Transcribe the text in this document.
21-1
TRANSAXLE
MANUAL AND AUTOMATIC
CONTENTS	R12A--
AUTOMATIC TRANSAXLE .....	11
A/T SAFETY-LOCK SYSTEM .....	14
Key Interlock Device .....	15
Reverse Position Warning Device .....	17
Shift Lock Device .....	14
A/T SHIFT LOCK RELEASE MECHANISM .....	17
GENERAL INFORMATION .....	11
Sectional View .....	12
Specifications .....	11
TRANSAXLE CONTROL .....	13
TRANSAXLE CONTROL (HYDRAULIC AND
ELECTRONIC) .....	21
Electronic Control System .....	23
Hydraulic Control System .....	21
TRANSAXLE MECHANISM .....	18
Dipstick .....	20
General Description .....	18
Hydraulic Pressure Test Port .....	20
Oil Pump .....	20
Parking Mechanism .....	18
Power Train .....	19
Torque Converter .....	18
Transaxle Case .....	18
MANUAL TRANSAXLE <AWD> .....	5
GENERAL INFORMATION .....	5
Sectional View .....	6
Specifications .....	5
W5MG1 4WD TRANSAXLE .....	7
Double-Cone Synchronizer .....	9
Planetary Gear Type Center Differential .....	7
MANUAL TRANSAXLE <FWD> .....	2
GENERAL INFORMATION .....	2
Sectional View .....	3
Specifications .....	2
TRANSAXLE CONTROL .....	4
==
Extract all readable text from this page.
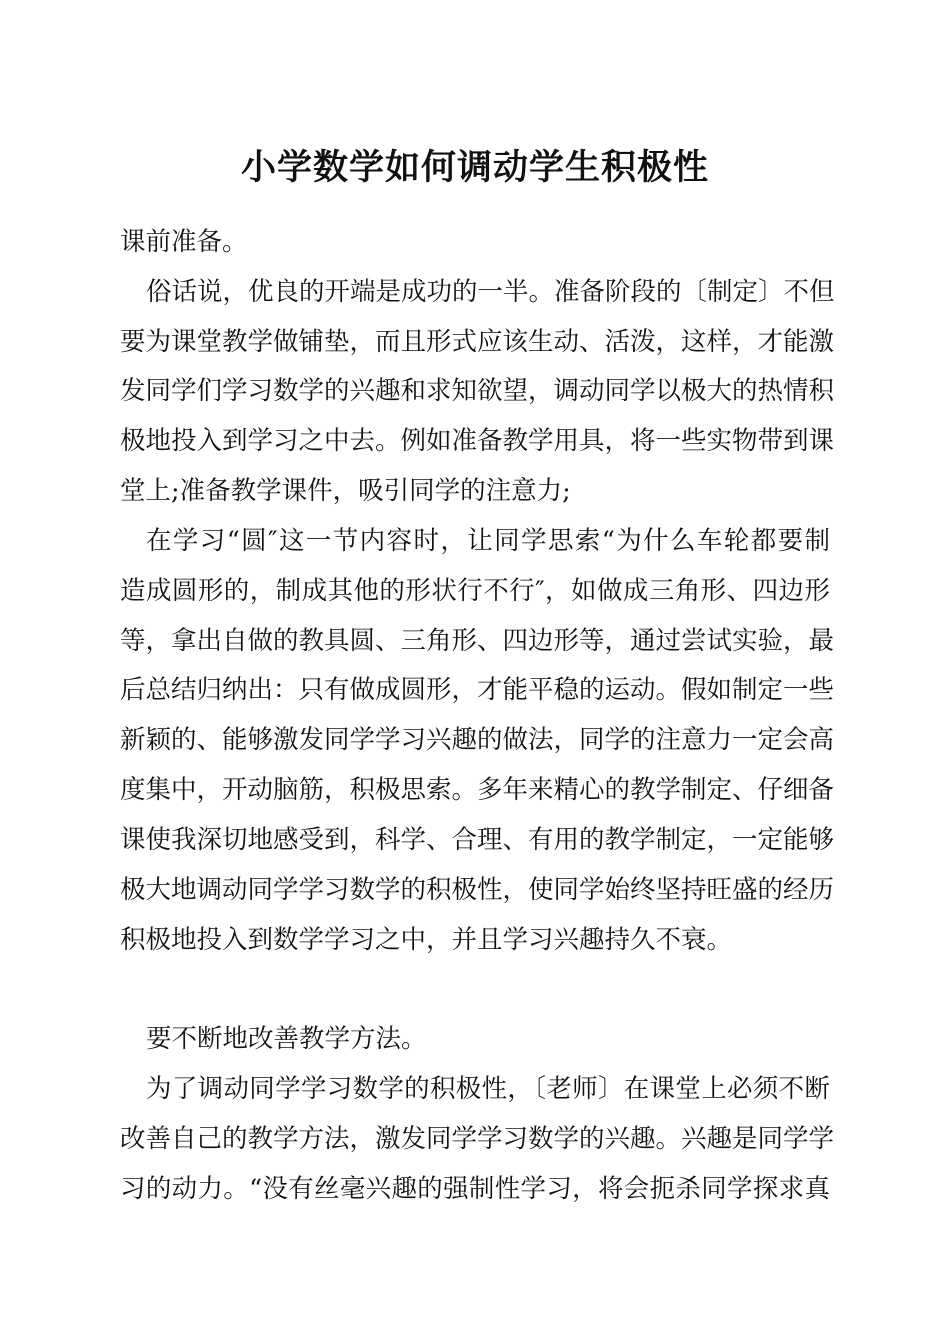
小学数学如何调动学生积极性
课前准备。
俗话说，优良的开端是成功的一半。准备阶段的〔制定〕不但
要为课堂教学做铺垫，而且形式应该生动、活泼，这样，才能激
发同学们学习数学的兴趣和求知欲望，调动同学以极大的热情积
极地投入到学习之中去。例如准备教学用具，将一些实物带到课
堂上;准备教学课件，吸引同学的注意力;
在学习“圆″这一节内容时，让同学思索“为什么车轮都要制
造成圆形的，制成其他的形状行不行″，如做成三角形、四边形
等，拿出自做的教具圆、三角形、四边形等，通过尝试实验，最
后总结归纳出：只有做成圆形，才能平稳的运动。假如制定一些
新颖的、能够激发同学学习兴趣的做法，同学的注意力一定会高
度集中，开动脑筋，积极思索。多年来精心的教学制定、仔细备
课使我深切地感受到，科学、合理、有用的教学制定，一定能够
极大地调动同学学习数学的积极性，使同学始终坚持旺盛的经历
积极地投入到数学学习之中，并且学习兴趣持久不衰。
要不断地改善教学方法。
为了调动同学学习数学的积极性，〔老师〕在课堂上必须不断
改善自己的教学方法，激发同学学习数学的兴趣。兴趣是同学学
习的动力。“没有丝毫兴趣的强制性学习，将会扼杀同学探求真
* * *
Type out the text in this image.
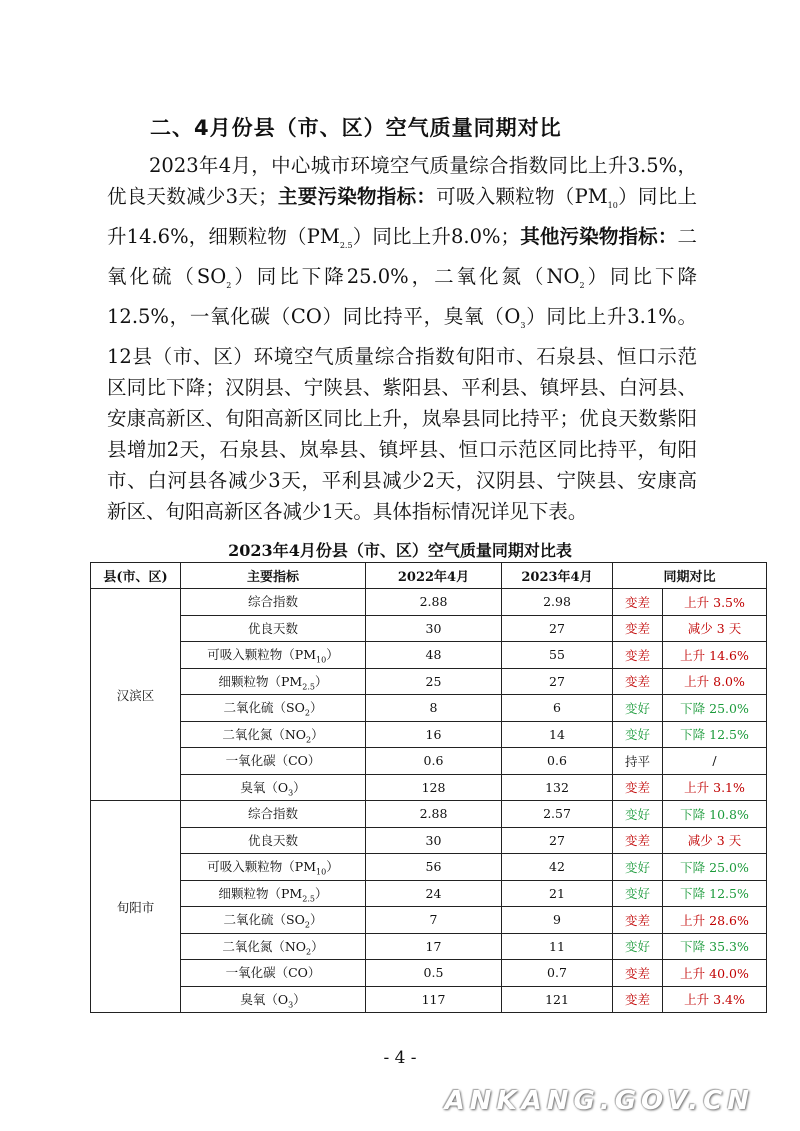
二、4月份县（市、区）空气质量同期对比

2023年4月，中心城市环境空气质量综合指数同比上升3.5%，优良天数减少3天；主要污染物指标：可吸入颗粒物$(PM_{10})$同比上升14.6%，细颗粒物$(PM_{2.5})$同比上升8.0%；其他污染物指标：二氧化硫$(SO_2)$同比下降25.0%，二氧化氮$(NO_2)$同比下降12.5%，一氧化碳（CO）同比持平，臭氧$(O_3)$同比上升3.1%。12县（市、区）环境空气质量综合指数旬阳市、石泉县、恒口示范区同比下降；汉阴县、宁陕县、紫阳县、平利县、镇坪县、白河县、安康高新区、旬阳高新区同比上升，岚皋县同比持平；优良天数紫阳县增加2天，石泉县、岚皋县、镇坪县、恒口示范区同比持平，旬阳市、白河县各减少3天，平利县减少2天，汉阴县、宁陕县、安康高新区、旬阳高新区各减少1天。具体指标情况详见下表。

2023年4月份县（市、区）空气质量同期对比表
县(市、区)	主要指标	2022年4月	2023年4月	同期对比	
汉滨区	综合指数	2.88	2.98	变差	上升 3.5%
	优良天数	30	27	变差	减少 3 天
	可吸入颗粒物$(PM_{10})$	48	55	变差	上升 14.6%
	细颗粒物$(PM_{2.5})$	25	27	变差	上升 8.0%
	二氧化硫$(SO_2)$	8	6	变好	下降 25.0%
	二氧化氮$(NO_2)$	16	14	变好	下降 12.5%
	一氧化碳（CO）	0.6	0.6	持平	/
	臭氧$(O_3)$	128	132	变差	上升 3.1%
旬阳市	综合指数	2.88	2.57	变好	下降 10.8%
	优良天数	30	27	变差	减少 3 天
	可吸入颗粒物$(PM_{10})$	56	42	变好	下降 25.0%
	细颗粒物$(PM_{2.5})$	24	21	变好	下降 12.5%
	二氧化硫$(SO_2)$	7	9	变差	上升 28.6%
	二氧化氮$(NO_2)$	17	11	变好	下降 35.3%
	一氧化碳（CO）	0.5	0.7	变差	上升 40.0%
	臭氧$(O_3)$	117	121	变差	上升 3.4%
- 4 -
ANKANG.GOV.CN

Task goal:
Copy out each line in the preceding records that contains "二氧化氮".

Answer to the exercise:
2023年4月，中心城市环境空气质量综合指数同比上升3.5%，优良天数减少3天；主要污染物指标：可吸入颗粒物$(PM_{10})$同比上升14.6%，细颗粒物$(PM_{2.5})$同比上升8.0%；其他污染物指标：二氧化硫$(SO_2)$同比下降25.0%，二氧化氮$(NO_2)$同比下降12.5%，一氧化碳（CO）同比持平，臭氧$(O_3)$同比上升3.1%。12县（市、区）环境空气质量综合指数旬阳市、石泉县、恒口示范区同比下降；汉阴县、宁陕县、紫阳县、平利县、镇坪县、白河县、安康高新区、旬阳高新区同比上升，岚皋县同比持平；优良天数紫阳县增加2天，石泉县、岚皋县、镇坪县、恒口示范区同比持平，旬阳市、白河县各减少3天，平利县减少2天，汉阴县、宁陕县、安康高新区、旬阳高新区各减少1天。具体指标情况详见下表。
	二氧化氮$(NO_2)$	16	14	变好	下降 12.5%
	二氧化氮$(NO_2)$	17	11	变好	下降 35.3%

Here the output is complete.